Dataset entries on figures

════════════════════

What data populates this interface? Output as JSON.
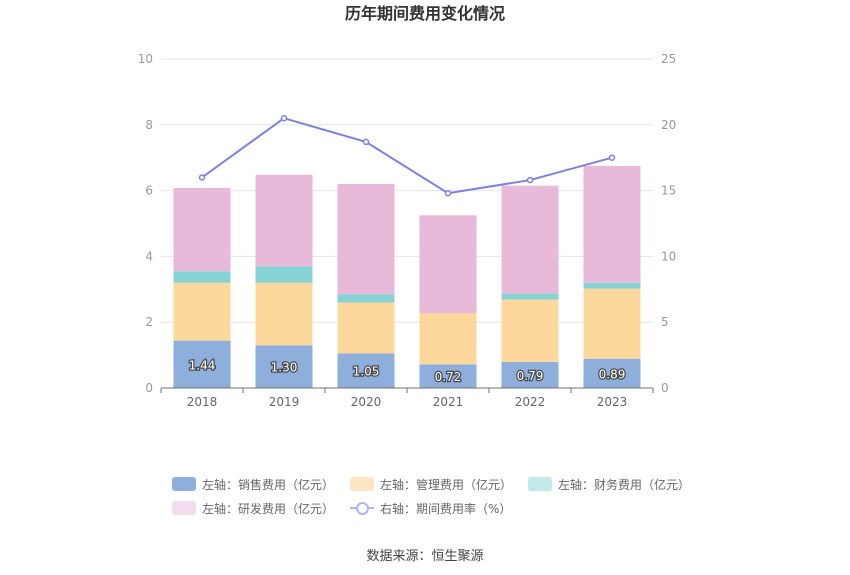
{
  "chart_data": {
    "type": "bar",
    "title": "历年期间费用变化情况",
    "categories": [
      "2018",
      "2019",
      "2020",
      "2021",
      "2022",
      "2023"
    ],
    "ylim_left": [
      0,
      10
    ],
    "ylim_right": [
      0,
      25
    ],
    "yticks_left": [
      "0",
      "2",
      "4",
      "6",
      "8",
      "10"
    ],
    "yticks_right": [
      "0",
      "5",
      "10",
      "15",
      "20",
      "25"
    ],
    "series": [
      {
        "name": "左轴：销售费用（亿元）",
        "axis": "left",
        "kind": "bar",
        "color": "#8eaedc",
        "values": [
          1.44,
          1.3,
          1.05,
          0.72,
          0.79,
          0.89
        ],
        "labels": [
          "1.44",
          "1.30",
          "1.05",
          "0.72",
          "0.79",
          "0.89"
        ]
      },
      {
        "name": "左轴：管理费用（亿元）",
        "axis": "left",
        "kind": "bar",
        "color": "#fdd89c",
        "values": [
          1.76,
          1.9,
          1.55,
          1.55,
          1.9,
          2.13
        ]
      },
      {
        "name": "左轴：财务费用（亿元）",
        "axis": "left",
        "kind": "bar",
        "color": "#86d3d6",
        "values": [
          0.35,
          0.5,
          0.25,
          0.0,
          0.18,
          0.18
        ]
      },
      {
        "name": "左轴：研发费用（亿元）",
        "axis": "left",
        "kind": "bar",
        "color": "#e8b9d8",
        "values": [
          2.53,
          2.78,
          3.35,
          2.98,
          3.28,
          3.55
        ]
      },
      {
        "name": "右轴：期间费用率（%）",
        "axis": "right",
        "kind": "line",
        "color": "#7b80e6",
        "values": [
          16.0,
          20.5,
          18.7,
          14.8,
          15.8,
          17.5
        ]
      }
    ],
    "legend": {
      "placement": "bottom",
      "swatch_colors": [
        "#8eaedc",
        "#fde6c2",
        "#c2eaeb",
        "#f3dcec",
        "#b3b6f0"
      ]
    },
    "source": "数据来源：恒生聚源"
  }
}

════════════════════

Task
Retype the records exactly. Any image in them should not appear in what you write.

Output
What data populates this interface? Output as JSON.
{
  "chart_data": {
    "type": "bar",
    "title": "历年期间费用变化情况",
    "categories": [
      "2018",
      "2019",
      "2020",
      "2021",
      "2022",
      "2023"
    ],
    "ylim_left": [
      0,
      10
    ],
    "ylim_right": [
      0,
      25
    ],
    "yticks_left": [
      "0",
      "2",
      "4",
      "6",
      "8",
      "10"
    ],
    "yticks_right": [
      "0",
      "5",
      "10",
      "15",
      "20",
      "25"
    ],
    "series": [
      {
        "name": "左轴：销售费用（亿元）",
        "axis": "left",
        "kind": "bar",
        "color": "#8eaedc",
        "values": [
          1.44,
          1.3,
          1.05,
          0.72,
          0.79,
          0.89
        ],
        "labels": [
          "1.44",
          "1.30",
          "1.05",
          "0.72",
          "0.79",
          "0.89"
        ]
      },
      {
        "name": "左轴：管理费用（亿元）",
        "axis": "left",
        "kind": "bar",
        "color": "#fdd89c",
        "values": [
          1.76,
          1.9,
          1.55,
          1.55,
          1.9,
          2.13
        ]
      },
      {
        "name": "左轴：财务费用（亿元）",
        "axis": "left",
        "kind": "bar",
        "color": "#86d3d6",
        "values": [
          0.35,
          0.5,
          0.25,
          0.0,
          0.18,
          0.18
        ]
      },
      {
        "name": "左轴：研发费用（亿元）",
        "axis": "left",
        "kind": "bar",
        "color": "#e8b9d8",
        "values": [
          2.53,
          2.78,
          3.35,
          2.98,
          3.28,
          3.55
        ]
      },
      {
        "name": "右轴：期间费用率（%）",
        "axis": "right",
        "kind": "line",
        "color": "#7b80e6",
        "values": [
          16.0,
          20.5,
          18.7,
          14.8,
          15.8,
          17.5
        ]
      }
    ],
    "legend": {
      "placement": "bottom",
      "swatch_colors": [
        "#8eaedc",
        "#fde6c2",
        "#c2eaeb",
        "#f3dcec",
        "#b3b6f0"
      ]
    },
    "source": "数据来源：恒生聚源"
  }
}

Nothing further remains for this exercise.